- Required task -
Below are the records; copy each line in them that holds the word "title".
# # # # #
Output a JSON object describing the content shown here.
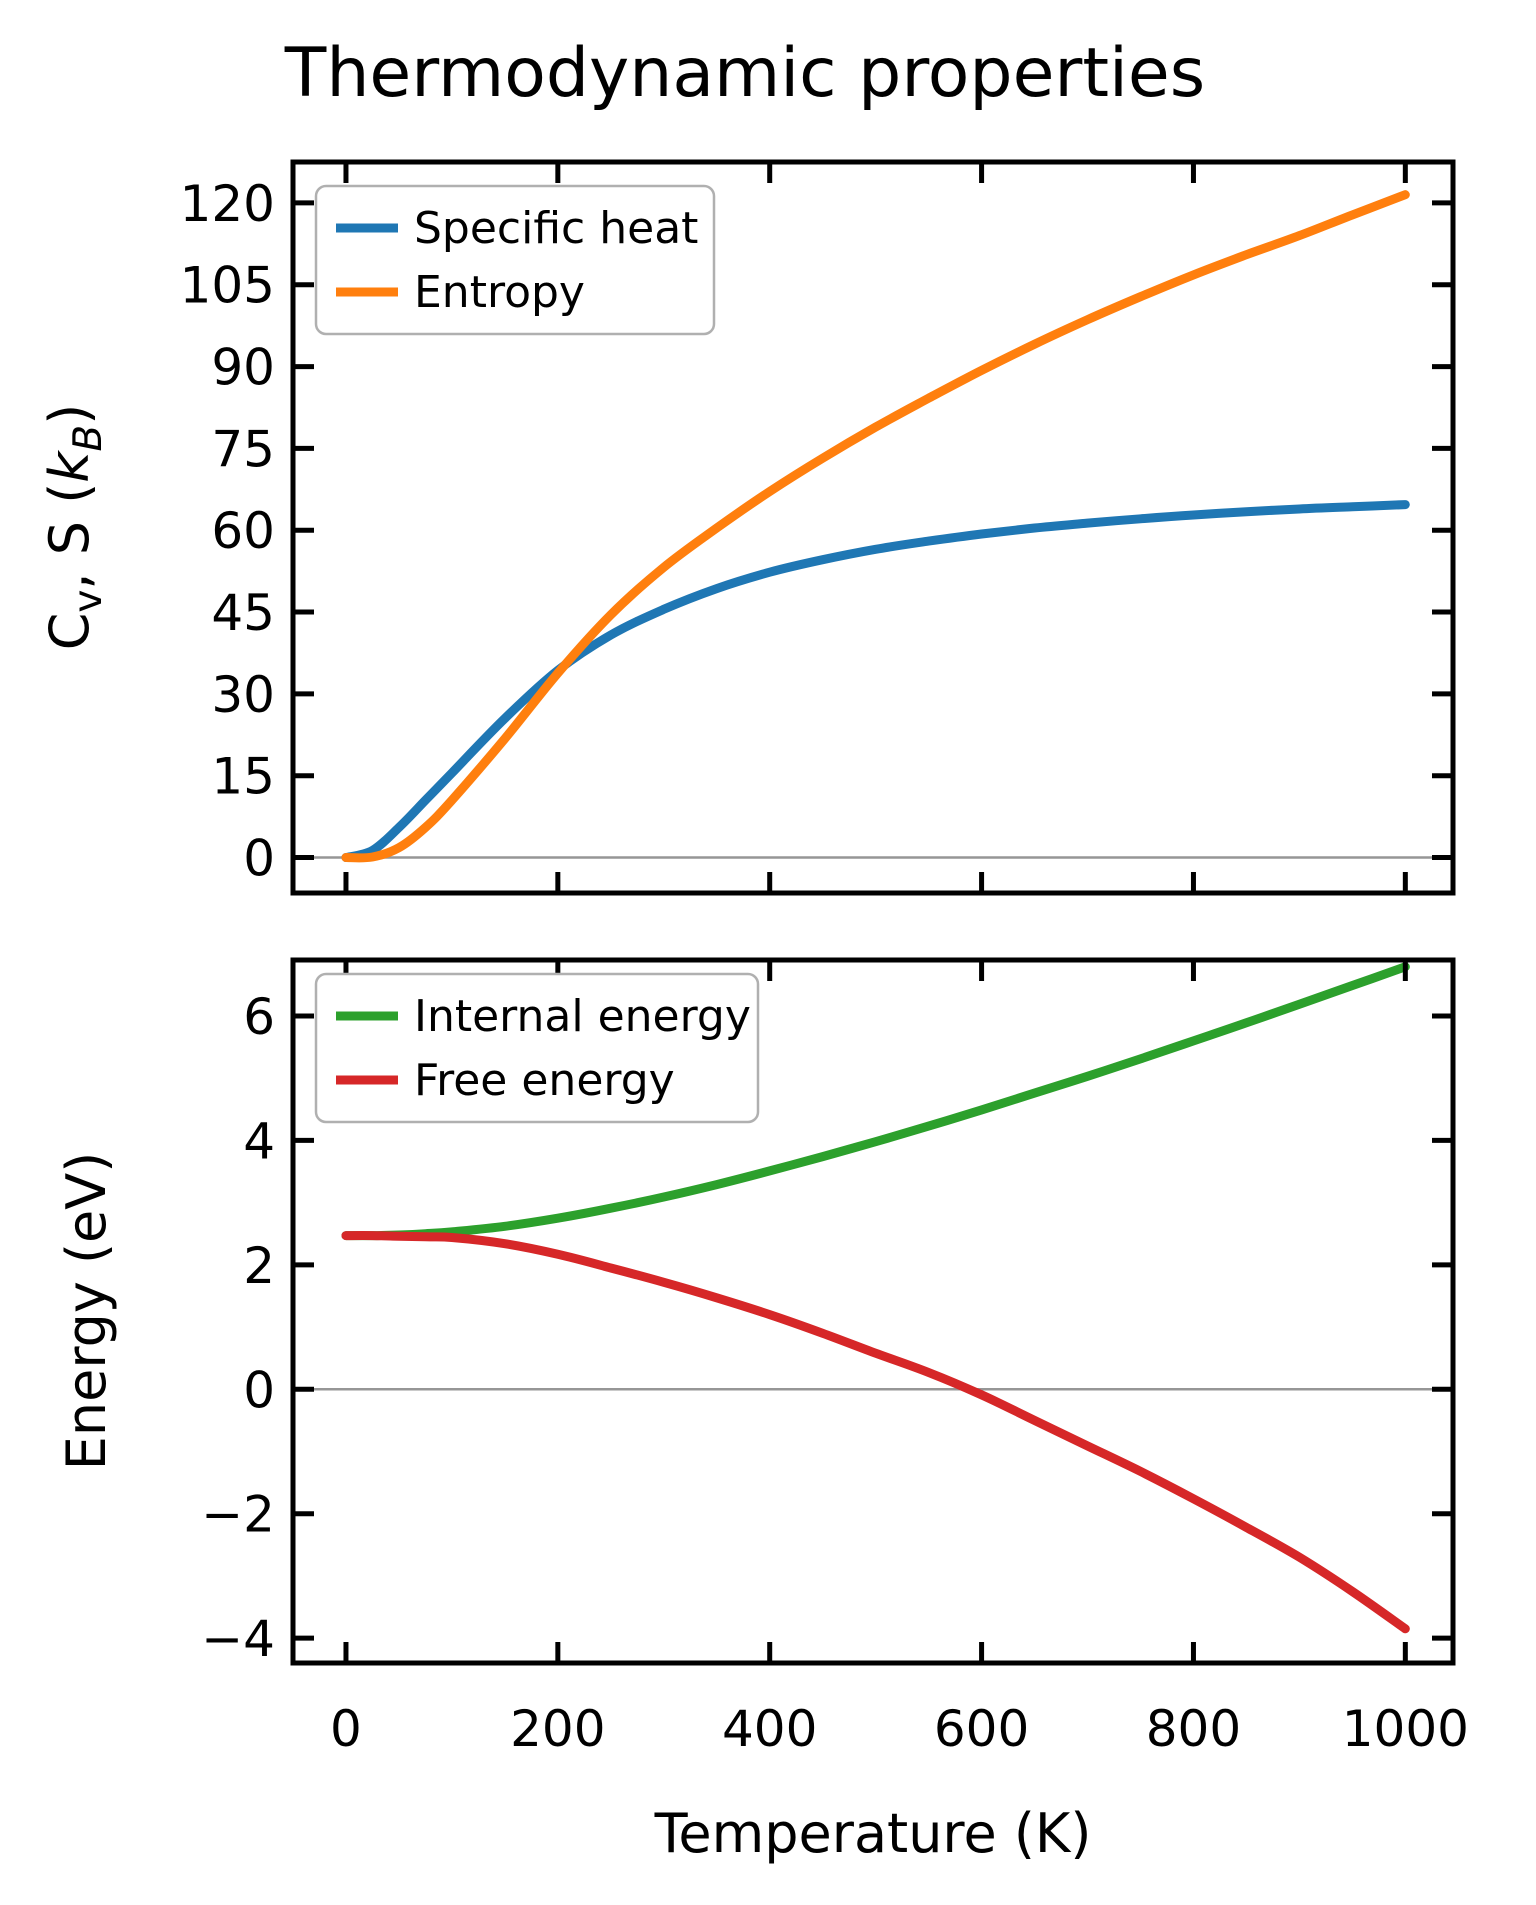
{
  "title": "Thermodynamic properties",
  "figure": {
    "background": "#ffffff",
    "axes_color": "#000000",
    "grid_zero_line_color": "#969696",
    "legend_border_color": "#b0b0b0"
  },
  "chart_data": [
    {
      "id": "thermal-properties",
      "type": "line",
      "ylabel": "Cv, S (kB)",
      "ylabel_parts": [
        {
          "text": "C",
          "style": ""
        },
        {
          "text": "v",
          "style": "sub"
        },
        {
          "text": ", S (",
          "style": ""
        },
        {
          "text": "k",
          "style": "i"
        },
        {
          "text": "B",
          "style": "subi"
        },
        {
          "text": ")",
          "style": ""
        }
      ],
      "xlabel": "",
      "xlim": [
        -50,
        1045
      ],
      "ylim": [
        -6.5,
        127.5
      ],
      "xticks": [
        0,
        200,
        400,
        600,
        800,
        1000
      ],
      "xticklabels": [],
      "yticks": [
        0,
        15,
        30,
        45,
        60,
        75,
        90,
        105,
        120
      ],
      "zero_line": 0,
      "legend_position": "upper-left",
      "x": [
        0,
        25,
        50,
        75,
        100,
        150,
        200,
        250,
        300,
        350,
        400,
        450,
        500,
        550,
        600,
        650,
        700,
        750,
        800,
        850,
        900,
        950,
        1000
      ],
      "series": [
        {
          "name": "Specific heat",
          "color": "#1f77b4",
          "values": [
            0,
            1.3,
            5.5,
            10.5,
            15.5,
            25.5,
            34.3,
            40.8,
            45.5,
            49.3,
            52.3,
            54.6,
            56.5,
            58.0,
            59.3,
            60.4,
            61.3,
            62.1,
            62.8,
            63.4,
            63.9,
            64.3,
            64.7
          ]
        },
        {
          "name": "Entropy",
          "color": "#ff7f0e",
          "values": [
            0,
            0.1,
            1.8,
            5.5,
            10.5,
            21.8,
            33.8,
            44.5,
            53.2,
            60.4,
            67.1,
            73.2,
            78.9,
            84.2,
            89.3,
            94.1,
            98.6,
            102.8,
            106.8,
            110.5,
            114.0,
            117.8,
            121.5
          ]
        }
      ]
    },
    {
      "id": "energies",
      "type": "line",
      "ylabel": "Energy (eV)",
      "ylabel_parts": [
        {
          "text": "Energy (eV)",
          "style": ""
        }
      ],
      "xlabel": "Temperature (K)",
      "xlim": [
        -50,
        1045
      ],
      "ylim": [
        -4.4,
        6.9
      ],
      "xticks": [
        0,
        200,
        400,
        600,
        800,
        1000
      ],
      "xticklabels": [
        "0",
        "200",
        "400",
        "600",
        "800",
        "1000"
      ],
      "yticks": [
        -4,
        -2,
        0,
        2,
        4,
        6
      ],
      "zero_line": 0,
      "legend_position": "upper-left",
      "x": [
        0,
        25,
        50,
        75,
        100,
        150,
        200,
        250,
        300,
        350,
        400,
        450,
        500,
        550,
        600,
        650,
        700,
        750,
        800,
        850,
        900,
        950,
        1000
      ],
      "series": [
        {
          "name": "Internal energy",
          "color": "#2ca02c",
          "values": [
            2.47,
            2.47,
            2.48,
            2.5,
            2.53,
            2.62,
            2.75,
            2.91,
            3.09,
            3.29,
            3.51,
            3.74,
            3.98,
            4.23,
            4.49,
            4.76,
            5.03,
            5.31,
            5.6,
            5.89,
            6.19,
            6.49,
            6.79
          ]
        },
        {
          "name": "Free energy",
          "color": "#d62728",
          "values": [
            2.47,
            2.47,
            2.46,
            2.45,
            2.44,
            2.34,
            2.17,
            1.95,
            1.72,
            1.47,
            1.2,
            0.9,
            0.58,
            0.27,
            -0.09,
            -0.5,
            -0.91,
            -1.32,
            -1.76,
            -2.22,
            -2.7,
            -3.25,
            -3.85
          ]
        }
      ]
    }
  ]
}
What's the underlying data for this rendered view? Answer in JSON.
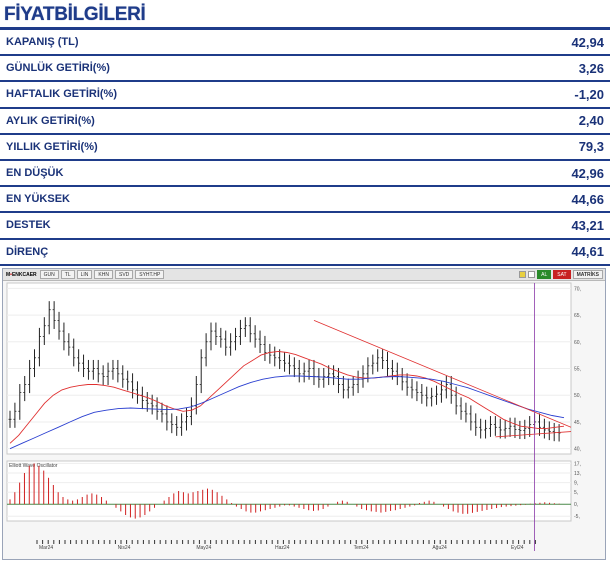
{
  "header": {
    "title": "FİYATBİLGİLERİ"
  },
  "stats": [
    {
      "label": "KAPANIŞ  (TL)",
      "value": "42,94"
    },
    {
      "label": "GÜNLÜK GETİRİ(%)",
      "value": "3,26"
    },
    {
      "label": "HAFTALIK GETİRİ(%)",
      "value": "-1,20"
    },
    {
      "label": "AYLIK GETİRİ(%)",
      "value": "2,40"
    },
    {
      "label": "YILLIK  GETİRİ(%)",
      "value": "79,3"
    },
    {
      "label": "EN DÜŞÜK",
      "value": "42,96"
    },
    {
      "label": "EN YÜKSEK",
      "value": "44,66"
    },
    {
      "label": "DESTEK",
      "value": "43,21"
    },
    {
      "label": "DİRENÇ",
      "value": "44,61"
    }
  ],
  "toolbar": {
    "symbol_prefix": "M",
    "symbol_mark": "•",
    "symbol": "ENKCAER",
    "buttons": [
      "GUN",
      "TL",
      "LIN",
      "KHN",
      "SVD",
      "SYHT.HP"
    ],
    "buy": "AL",
    "sell": "SAT",
    "brand": "MATRİKS"
  },
  "colors": {
    "brand": "#1f3c8a",
    "price_bars": "#222222",
    "ma_short": "#e03030",
    "ma_long": "#2a3fd0",
    "trendline": "#e03030",
    "oscillator": "#d02020",
    "cursor": "#8a3aa8"
  },
  "chart_data": [
    {
      "type": "line",
      "title": "",
      "y_ticks": [
        "70,",
        "65,",
        "60,",
        "55,",
        "50,",
        "45,",
        "40,"
      ],
      "ylim": [
        39,
        71
      ],
      "x_ticks": [
        "Mar24",
        "Nis24",
        "May24",
        "Haz24",
        "Tem24",
        "Ağu24",
        "Eyl24"
      ],
      "series": [
        {
          "role": "price_ohlc_close",
          "values": [
            45.5,
            47.0,
            50.5,
            52.0,
            55.0,
            57.0,
            61.0,
            63.0,
            66.0,
            64.0,
            62.0,
            60.0,
            59.0,
            57.0,
            56.0,
            55.0,
            54.5,
            55.0,
            54.0,
            53.5,
            54.5,
            55.0,
            54.0,
            53.0,
            52.5,
            51.0,
            50.0,
            49.0,
            48.5,
            48.0,
            47.0,
            46.5,
            45.0,
            44.5,
            44.0,
            45.0,
            46.0,
            48.0,
            52.0,
            57.0,
            60.0,
            62.0,
            61.0,
            60.5,
            59.0,
            60.0,
            61.0,
            62.5,
            63.0,
            61.5,
            60.5,
            59.5,
            58.0,
            57.5,
            57.0,
            56.5,
            56.0,
            55.5,
            55.0,
            54.0,
            54.5,
            55.0,
            53.5,
            53.0,
            53.5,
            54.0,
            53.5,
            52.0,
            51.0,
            51.5,
            52.0,
            53.0,
            54.0,
            55.5,
            56.0,
            57.0,
            56.5,
            55.0,
            54.5,
            53.5,
            52.5,
            51.5,
            51.0,
            50.5,
            50.0,
            49.5,
            49.8,
            50.2,
            51.0,
            52.0,
            50.0,
            48.0,
            47.0,
            46.5,
            45.0,
            44.0,
            43.5,
            43.8,
            44.5,
            44.0,
            43.5,
            43.8,
            44.2,
            43.6,
            43.4,
            43.8,
            44.5,
            45.0,
            44.0,
            43.5,
            43.2,
            43.0,
            42.94
          ]
        },
        {
          "name": "",
          "role": "moving_average_short",
          "values": [
            41.0,
            42.5,
            44.5,
            46.5,
            48.5,
            50.0,
            51.0,
            51.5,
            51.8,
            52.0,
            52.0,
            51.8,
            51.5,
            51.0,
            50.5,
            50.0,
            49.5,
            48.8,
            48.0,
            47.4,
            47.0,
            47.2,
            48.0,
            49.5,
            51.0,
            52.5,
            54.0,
            55.5,
            56.5,
            57.5,
            58.0,
            58.2,
            58.0,
            57.6,
            57.0,
            56.4,
            55.8,
            55.0,
            54.4,
            53.8,
            53.4,
            53.2,
            53.2,
            53.4,
            53.6,
            53.8,
            53.8,
            53.6,
            53.2,
            52.6,
            51.8,
            51.0,
            50.2,
            49.5,
            48.5,
            47.5,
            46.5,
            45.5,
            44.8,
            44.2,
            44.0,
            43.8,
            43.8,
            44.0,
            44.2
          ]
        },
        {
          "name": "",
          "role": "moving_average_long",
          "values": [
            40.0,
            41.0,
            42.0,
            43.0,
            44.0,
            45.0,
            46.0,
            46.8,
            47.2,
            47.5,
            47.6,
            47.5,
            47.4,
            47.3,
            47.4,
            47.8,
            48.6,
            49.6,
            50.6,
            51.6,
            52.4,
            53.0,
            53.4,
            53.6,
            53.6,
            53.5,
            53.4,
            53.2,
            53.0,
            53.0,
            53.2,
            53.4,
            53.5,
            53.4,
            53.2,
            53.0,
            52.6,
            52.0,
            51.4,
            50.6,
            49.8,
            49.0,
            48.2,
            47.4,
            46.8,
            46.2,
            45.8
          ]
        }
      ],
      "trendlines": [
        {
          "label": "upper",
          "from": [
            62,
            64.0
          ],
          "to": [
            115,
            44.0
          ]
        },
        {
          "label": "lower",
          "from": [
            99,
            42.2
          ],
          "to": [
            115,
            43.2
          ]
        }
      ]
    },
    {
      "type": "bar",
      "title": "Elliott Wave Oscillator",
      "y_ticks": [
        "17,",
        "13,",
        "9,",
        "5,",
        "0,",
        "-5,"
      ],
      "ylim": [
        -7,
        18
      ],
      "values": [
        2,
        5,
        9,
        13,
        16,
        17,
        16,
        14,
        11,
        8,
        5,
        3,
        2,
        1.5,
        2,
        3,
        4,
        4.5,
        4,
        3,
        1.5,
        0,
        -1.5,
        -3,
        -4.5,
        -5.5,
        -6,
        -5.5,
        -4.5,
        -3,
        -1.5,
        0,
        1.5,
        3,
        4.5,
        5.5,
        5,
        4.5,
        5,
        5.5,
        6,
        6.5,
        6,
        5,
        3.5,
        2,
        0.5,
        -1,
        -2,
        -3,
        -3.5,
        -3.5,
        -3,
        -2.5,
        -2,
        -1.5,
        -1,
        -0.5,
        -0.5,
        -1,
        -1.5,
        -2,
        -2.5,
        -2.8,
        -2.6,
        -2,
        -1,
        0,
        1,
        1.5,
        1,
        0,
        -1,
        -2,
        -2.5,
        -3,
        -3.2,
        -3.5,
        -3.2,
        -2.8,
        -2.5,
        -2,
        -1.5,
        -1,
        -0.5,
        0.5,
        1,
        1.5,
        1,
        0,
        -1,
        -2,
        -3,
        -3.5,
        -4,
        -4,
        -3.6,
        -3.2,
        -2.8,
        -2.4,
        -2,
        -1.6,
        -1.2,
        -1,
        -0.8,
        -0.6,
        -0.4,
        -0.2,
        0.2,
        0.4,
        0.6,
        0.8,
        0.6,
        0.4,
        0.2
      ]
    }
  ]
}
# # # # #
- Right answer -
  "title": "Thermodynamic properties",
    "title": "FİYATBİLGİLERİ"
      "title": "",
      "title": "Elliott Wave Oscillator",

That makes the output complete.